[Data entries]
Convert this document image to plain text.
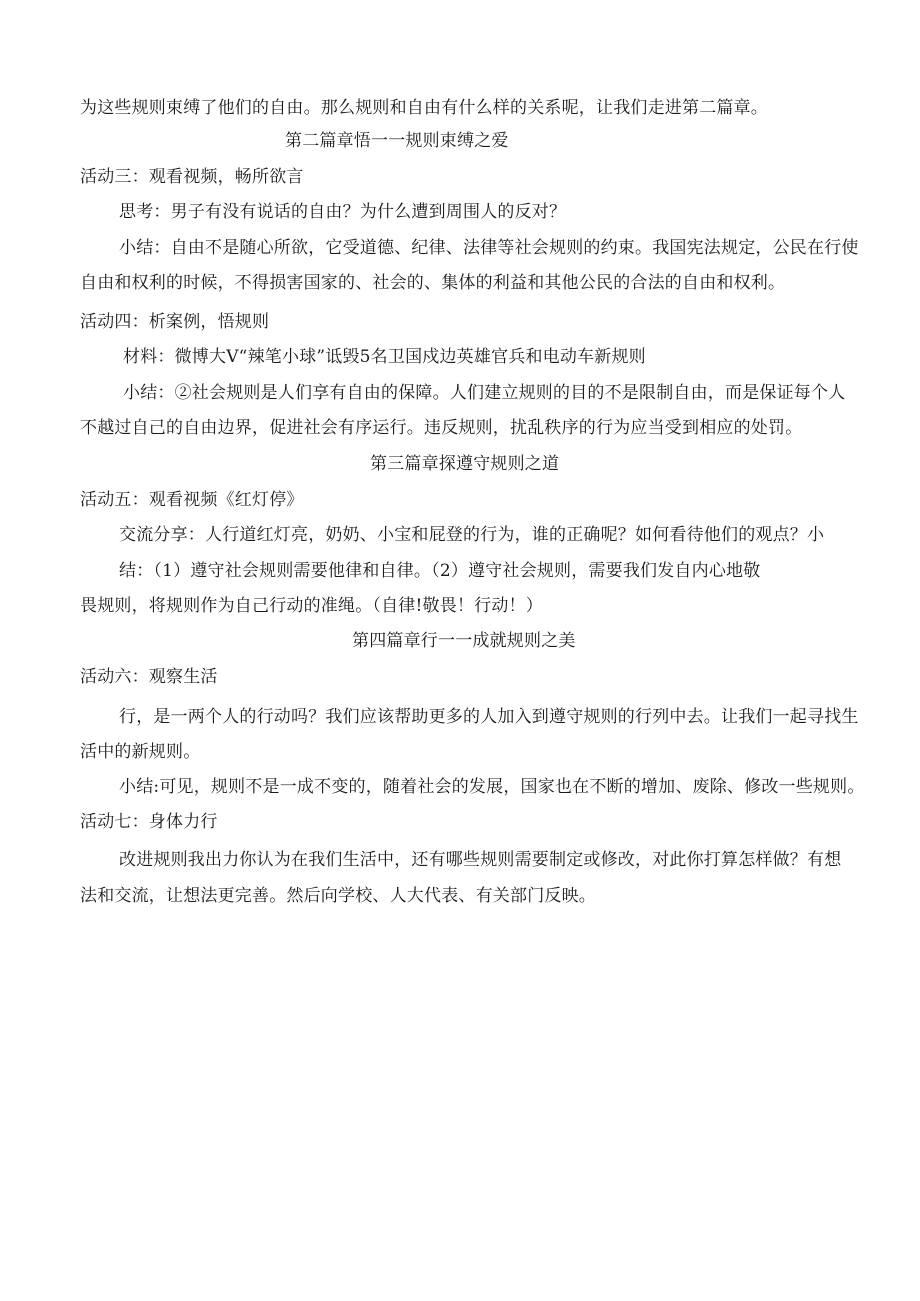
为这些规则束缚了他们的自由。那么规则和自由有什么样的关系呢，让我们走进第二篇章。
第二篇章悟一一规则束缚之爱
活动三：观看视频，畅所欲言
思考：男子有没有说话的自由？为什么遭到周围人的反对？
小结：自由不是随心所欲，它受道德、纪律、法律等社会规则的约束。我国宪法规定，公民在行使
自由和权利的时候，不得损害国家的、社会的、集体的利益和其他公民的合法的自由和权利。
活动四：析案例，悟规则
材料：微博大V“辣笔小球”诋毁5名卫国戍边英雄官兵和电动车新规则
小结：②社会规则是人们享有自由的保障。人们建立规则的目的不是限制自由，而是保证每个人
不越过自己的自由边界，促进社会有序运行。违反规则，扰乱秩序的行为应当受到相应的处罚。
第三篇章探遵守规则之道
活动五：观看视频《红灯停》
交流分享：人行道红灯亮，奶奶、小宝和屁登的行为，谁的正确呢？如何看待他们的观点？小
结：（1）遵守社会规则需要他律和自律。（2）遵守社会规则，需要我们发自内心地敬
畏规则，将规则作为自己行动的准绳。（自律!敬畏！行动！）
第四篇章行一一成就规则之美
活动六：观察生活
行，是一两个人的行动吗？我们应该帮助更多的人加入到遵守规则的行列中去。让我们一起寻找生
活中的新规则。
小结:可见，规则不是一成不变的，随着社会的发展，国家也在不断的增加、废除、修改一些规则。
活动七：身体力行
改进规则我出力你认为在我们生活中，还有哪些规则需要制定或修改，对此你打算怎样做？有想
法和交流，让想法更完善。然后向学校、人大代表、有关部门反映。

PROBLEM TO SOLVE: Set the data above down again exactly as given, with no pictures.

TASK RESULT:
Convert this document image to plain text.
为这些规则束缚了他们的自由。那么规则和自由有什么样的关系呢，让我们走进第二篇章。
第二篇章悟一一规则束缚之爱
活动三：观看视频，畅所欲言
思考：男子有没有说话的自由？为什么遭到周围人的反对？
小结：自由不是随心所欲，它受道德、纪律、法律等社会规则的约束。我国宪法规定，公民在行使
自由和权利的时候，不得损害国家的、社会的、集体的利益和其他公民的合法的自由和权利。
活动四：析案例，悟规则
材料：微博大V“辣笔小球”诋毁5名卫国戍边英雄官兵和电动车新规则
小结：②社会规则是人们享有自由的保障。人们建立规则的目的不是限制自由，而是保证每个人
不越过自己的自由边界，促进社会有序运行。违反规则，扰乱秩序的行为应当受到相应的处罚。
第三篇章探遵守规则之道
活动五：观看视频《红灯停》
交流分享：人行道红灯亮，奶奶、小宝和屁登的行为，谁的正确呢？如何看待他们的观点？小
结：（1）遵守社会规则需要他律和自律。（2）遵守社会规则，需要我们发自内心地敬
畏规则，将规则作为自己行动的准绳。（自律!敬畏！行动！）
第四篇章行一一成就规则之美
活动六：观察生活
行，是一两个人的行动吗？我们应该帮助更多的人加入到遵守规则的行列中去。让我们一起寻找生
活中的新规则。
小结:可见，规则不是一成不变的，随着社会的发展，国家也在不断的增加、废除、修改一些规则。
活动七：身体力行
改进规则我出力你认为在我们生活中，还有哪些规则需要制定或修改，对此你打算怎样做？有想
法和交流，让想法更完善。然后向学校、人大代表、有关部门反映。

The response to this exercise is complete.